→ EXERCISE TASK:
Collect all lines from the listing that include the string "recession".

→ INPUT MATERIAL:
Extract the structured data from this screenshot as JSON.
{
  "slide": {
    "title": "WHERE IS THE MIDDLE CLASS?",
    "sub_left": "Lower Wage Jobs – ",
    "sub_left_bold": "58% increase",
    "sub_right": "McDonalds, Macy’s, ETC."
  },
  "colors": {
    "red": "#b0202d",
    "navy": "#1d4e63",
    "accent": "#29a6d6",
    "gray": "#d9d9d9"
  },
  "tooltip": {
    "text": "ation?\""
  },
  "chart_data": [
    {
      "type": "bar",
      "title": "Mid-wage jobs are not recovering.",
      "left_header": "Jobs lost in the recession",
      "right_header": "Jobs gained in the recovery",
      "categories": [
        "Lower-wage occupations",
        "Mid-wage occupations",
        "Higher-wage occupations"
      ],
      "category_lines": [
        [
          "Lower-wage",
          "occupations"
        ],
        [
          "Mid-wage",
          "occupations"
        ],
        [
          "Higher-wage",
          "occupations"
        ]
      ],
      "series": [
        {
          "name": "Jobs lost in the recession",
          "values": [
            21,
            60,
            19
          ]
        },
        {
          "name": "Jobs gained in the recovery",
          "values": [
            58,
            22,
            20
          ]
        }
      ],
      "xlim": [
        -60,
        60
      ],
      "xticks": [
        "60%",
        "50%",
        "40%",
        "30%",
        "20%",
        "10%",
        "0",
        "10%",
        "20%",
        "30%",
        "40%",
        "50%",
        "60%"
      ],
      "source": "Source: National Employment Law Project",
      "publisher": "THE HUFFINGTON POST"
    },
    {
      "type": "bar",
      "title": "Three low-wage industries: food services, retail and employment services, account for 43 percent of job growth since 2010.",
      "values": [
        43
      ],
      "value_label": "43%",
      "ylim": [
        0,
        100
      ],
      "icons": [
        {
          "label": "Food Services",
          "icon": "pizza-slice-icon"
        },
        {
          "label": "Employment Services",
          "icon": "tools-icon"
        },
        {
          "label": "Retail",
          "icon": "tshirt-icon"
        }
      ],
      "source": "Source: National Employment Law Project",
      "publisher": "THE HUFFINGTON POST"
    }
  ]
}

→ RESULT OF THE EXERCISE:
      "left_header": "Jobs lost in the recession",
          "name": "Jobs lost in the recession",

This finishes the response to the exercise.